# [Dataset extract]
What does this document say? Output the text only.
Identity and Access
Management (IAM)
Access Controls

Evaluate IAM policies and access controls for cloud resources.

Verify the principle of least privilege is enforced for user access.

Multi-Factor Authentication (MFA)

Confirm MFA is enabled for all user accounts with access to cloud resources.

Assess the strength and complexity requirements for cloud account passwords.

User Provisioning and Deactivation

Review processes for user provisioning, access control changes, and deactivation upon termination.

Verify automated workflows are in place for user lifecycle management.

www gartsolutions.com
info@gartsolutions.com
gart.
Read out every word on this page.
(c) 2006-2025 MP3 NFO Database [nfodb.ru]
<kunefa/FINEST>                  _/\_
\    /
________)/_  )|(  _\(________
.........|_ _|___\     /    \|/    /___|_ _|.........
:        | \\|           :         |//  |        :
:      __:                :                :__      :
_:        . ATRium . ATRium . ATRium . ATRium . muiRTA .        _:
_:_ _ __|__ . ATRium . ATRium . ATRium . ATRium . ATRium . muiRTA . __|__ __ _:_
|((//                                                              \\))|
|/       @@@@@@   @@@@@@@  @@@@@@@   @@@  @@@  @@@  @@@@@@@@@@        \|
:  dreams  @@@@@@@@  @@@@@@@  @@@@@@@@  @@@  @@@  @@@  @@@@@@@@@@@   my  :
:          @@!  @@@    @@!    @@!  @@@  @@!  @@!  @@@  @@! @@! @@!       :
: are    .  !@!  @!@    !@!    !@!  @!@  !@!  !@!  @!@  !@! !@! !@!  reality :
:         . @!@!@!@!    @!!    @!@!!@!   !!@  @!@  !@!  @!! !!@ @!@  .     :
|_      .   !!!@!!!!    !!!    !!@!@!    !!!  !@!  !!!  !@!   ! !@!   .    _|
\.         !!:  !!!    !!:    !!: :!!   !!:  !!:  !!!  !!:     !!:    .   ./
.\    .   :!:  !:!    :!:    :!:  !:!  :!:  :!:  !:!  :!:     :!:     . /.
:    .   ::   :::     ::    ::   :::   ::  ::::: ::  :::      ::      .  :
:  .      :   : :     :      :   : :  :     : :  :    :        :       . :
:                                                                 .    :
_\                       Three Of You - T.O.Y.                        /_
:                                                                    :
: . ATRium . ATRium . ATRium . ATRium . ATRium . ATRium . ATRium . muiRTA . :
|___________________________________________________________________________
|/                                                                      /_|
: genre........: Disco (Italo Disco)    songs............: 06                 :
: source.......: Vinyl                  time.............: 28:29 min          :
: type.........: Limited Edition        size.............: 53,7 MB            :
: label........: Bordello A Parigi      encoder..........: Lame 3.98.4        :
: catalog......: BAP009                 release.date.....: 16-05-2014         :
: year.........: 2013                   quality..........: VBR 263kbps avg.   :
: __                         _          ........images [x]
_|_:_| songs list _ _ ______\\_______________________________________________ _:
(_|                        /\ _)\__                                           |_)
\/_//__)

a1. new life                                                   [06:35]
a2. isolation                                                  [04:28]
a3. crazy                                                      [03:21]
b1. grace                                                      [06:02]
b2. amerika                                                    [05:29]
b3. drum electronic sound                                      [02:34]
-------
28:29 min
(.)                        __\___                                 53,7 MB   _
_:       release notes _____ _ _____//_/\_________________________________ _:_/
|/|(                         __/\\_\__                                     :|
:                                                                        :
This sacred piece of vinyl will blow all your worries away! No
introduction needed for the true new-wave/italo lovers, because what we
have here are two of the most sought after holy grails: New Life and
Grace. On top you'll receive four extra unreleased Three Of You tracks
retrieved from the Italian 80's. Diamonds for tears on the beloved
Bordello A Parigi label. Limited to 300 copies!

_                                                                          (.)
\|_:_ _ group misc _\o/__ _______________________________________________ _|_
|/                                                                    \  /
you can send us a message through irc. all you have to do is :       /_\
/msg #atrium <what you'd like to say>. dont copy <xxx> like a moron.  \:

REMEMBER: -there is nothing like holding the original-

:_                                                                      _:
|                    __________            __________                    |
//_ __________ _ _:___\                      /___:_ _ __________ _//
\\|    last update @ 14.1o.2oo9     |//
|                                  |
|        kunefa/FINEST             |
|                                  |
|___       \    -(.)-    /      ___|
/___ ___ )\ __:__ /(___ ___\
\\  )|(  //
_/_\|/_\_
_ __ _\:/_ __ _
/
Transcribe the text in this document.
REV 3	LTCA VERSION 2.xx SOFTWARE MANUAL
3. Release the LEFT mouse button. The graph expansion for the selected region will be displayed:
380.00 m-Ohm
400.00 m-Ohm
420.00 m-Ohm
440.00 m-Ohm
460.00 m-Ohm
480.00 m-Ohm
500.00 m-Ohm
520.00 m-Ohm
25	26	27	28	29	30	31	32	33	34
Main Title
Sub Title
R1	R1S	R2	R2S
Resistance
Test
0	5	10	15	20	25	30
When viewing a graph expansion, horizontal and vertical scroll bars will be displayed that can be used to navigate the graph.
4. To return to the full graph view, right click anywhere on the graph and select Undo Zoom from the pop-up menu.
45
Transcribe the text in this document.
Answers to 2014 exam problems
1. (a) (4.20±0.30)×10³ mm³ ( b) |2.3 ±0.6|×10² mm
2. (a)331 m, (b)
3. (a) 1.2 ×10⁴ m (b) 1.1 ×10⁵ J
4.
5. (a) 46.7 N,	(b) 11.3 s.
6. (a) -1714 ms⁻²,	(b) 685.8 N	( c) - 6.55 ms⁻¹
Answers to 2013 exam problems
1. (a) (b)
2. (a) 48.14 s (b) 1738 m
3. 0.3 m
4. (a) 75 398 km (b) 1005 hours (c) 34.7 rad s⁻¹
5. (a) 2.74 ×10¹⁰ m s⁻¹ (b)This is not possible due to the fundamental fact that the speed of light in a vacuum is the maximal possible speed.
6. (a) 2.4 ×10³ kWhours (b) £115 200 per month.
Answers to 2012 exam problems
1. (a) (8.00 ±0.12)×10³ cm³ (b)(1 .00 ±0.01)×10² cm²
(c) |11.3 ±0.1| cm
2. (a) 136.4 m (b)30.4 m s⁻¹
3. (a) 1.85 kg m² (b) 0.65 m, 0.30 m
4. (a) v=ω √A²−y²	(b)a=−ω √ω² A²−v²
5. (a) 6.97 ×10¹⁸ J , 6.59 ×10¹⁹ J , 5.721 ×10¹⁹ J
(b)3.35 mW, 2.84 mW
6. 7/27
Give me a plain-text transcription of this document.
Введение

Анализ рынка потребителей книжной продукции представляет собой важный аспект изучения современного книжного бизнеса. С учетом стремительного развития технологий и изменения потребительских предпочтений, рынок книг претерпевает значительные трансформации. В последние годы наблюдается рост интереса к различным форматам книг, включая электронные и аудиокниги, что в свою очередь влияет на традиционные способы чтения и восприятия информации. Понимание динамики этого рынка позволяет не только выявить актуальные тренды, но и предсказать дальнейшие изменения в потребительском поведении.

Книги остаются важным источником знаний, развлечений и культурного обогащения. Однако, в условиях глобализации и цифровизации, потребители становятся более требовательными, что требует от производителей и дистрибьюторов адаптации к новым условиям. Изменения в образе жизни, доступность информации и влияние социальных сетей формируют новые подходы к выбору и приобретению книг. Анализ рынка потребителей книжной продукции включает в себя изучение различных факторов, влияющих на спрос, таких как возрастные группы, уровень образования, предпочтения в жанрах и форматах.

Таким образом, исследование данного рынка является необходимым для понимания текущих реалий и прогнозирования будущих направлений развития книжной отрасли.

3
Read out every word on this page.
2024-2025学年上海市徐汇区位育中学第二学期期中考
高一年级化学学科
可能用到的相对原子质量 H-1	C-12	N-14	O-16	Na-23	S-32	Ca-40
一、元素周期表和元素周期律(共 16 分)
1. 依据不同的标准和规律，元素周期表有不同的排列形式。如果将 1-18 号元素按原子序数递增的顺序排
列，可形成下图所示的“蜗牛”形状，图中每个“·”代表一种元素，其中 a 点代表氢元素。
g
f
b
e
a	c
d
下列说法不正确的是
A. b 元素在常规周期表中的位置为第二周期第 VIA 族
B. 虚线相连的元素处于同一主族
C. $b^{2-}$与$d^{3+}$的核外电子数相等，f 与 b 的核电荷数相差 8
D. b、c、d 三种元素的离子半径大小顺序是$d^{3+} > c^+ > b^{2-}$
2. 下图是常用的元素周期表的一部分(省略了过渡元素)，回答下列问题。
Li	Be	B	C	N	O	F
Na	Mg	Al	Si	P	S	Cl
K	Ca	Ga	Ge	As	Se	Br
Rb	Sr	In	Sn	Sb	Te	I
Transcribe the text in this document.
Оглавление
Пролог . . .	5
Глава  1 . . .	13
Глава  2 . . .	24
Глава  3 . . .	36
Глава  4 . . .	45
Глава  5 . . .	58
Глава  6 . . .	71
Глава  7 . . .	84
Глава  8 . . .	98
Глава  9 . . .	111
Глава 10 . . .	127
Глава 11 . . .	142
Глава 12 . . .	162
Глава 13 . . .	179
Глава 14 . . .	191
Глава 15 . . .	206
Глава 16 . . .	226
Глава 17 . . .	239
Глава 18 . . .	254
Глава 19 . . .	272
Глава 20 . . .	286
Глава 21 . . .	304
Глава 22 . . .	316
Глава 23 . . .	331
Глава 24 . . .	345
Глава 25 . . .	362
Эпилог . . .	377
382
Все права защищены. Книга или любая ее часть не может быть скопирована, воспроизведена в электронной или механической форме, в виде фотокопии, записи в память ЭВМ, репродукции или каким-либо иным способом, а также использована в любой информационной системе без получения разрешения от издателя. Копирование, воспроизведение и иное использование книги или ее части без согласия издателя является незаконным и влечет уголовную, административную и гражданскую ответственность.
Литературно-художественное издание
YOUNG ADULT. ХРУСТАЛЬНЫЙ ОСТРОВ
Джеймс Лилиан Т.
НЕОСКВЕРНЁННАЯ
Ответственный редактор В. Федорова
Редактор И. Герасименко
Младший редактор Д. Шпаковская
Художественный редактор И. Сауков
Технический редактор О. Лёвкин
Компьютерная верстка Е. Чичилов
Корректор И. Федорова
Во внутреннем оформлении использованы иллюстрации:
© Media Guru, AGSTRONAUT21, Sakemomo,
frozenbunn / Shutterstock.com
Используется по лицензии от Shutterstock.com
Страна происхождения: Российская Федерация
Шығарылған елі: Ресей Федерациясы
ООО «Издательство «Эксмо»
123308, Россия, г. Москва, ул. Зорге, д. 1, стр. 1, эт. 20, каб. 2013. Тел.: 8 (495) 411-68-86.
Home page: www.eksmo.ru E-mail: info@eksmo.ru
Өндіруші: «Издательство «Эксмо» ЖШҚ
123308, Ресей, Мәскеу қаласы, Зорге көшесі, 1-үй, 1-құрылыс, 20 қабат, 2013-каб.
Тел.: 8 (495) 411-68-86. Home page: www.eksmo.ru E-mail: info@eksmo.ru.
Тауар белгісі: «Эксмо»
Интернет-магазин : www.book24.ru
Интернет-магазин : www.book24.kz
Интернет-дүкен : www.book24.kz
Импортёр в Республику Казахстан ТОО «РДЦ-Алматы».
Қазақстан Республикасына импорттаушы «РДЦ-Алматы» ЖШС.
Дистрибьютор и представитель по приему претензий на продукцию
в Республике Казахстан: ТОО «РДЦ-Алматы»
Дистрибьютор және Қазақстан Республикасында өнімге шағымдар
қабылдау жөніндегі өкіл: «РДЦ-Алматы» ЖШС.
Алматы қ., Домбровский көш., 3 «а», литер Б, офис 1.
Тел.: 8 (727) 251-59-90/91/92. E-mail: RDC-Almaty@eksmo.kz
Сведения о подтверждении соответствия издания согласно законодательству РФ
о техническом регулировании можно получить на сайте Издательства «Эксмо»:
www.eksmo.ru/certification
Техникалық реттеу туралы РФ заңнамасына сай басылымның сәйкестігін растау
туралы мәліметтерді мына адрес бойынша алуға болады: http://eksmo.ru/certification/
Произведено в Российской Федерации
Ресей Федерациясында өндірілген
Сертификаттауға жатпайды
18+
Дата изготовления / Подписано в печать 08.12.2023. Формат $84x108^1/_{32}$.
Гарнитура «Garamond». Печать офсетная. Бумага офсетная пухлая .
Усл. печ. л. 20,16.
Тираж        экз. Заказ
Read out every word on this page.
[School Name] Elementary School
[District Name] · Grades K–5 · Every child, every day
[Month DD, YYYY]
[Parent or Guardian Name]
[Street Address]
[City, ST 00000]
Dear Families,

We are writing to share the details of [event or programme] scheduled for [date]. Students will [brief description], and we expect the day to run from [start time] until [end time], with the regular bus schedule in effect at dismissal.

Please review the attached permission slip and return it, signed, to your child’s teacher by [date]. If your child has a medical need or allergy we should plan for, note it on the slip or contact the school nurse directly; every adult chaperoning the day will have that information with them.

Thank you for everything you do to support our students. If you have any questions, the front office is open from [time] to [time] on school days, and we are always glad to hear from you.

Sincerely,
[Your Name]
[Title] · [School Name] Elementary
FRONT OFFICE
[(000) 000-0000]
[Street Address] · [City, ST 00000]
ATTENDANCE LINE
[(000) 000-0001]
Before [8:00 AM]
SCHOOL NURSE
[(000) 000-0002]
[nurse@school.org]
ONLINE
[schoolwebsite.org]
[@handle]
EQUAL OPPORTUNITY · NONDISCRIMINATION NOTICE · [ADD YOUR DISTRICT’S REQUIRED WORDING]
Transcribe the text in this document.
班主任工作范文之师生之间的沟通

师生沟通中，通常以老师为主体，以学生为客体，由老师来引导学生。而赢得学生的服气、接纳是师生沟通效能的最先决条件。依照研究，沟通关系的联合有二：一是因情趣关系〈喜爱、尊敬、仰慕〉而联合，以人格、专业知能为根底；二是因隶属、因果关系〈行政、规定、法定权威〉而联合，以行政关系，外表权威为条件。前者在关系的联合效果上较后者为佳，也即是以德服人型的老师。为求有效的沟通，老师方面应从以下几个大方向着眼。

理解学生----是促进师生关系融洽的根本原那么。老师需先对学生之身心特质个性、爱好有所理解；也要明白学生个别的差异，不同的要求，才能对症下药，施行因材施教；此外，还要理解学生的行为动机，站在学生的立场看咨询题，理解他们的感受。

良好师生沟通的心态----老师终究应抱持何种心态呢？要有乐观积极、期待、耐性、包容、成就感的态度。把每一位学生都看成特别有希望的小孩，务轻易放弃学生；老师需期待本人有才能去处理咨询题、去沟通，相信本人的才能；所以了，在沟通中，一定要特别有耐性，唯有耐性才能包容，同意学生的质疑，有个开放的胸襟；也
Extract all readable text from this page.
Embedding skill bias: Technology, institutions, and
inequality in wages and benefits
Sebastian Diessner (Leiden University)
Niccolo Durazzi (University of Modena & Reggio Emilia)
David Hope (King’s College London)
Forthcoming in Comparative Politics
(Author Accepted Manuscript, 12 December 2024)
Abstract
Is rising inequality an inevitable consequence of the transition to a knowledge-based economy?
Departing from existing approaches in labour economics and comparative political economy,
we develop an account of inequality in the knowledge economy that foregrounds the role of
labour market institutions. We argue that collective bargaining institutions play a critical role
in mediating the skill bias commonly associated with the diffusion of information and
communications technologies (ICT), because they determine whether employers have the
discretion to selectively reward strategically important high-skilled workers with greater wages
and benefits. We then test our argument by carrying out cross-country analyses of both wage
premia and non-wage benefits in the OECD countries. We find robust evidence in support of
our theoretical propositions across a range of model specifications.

# [Your instructions]
Locate the string "Shutterstock" in the listing above and copy every line where it occurs.

# [Written answer]
frozenbunn / Shutterstock.com
Используется по лицензии от Shutterstock.com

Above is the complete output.